TASK STATEMENT:
Answer with nothing but the number of lines that include the word "JSON".

— start LISTED ENTRIES —

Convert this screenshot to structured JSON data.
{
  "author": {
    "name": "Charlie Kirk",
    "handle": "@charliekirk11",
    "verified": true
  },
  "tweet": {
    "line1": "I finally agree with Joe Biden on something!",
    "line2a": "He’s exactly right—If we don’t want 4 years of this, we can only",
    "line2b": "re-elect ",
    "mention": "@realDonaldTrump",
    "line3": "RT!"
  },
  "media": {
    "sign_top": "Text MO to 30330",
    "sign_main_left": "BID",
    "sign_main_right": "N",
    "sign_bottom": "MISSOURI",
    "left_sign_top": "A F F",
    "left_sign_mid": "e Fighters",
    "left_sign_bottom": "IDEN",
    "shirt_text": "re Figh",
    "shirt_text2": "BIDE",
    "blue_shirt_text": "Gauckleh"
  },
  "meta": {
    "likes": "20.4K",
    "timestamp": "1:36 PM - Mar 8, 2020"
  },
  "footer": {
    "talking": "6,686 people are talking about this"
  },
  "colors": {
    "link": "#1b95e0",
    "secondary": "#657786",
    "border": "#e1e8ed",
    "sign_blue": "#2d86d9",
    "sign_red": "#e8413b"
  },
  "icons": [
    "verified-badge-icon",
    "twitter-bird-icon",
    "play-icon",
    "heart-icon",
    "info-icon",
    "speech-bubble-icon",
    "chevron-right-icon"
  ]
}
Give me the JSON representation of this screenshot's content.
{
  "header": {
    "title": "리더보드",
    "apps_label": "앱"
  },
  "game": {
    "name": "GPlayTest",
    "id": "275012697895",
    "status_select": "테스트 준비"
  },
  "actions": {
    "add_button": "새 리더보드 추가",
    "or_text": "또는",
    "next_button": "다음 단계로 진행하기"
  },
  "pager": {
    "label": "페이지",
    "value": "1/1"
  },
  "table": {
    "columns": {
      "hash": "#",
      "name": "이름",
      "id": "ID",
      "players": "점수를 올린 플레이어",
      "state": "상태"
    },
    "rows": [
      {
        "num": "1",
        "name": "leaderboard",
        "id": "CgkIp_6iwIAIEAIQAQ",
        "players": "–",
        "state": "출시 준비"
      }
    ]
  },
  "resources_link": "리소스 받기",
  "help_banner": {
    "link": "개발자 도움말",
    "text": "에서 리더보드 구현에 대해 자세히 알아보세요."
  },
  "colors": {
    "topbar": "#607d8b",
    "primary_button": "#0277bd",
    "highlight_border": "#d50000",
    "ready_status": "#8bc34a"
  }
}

— end LISTED ENTRIES —

SOLUTION FOR THIS TASK:
2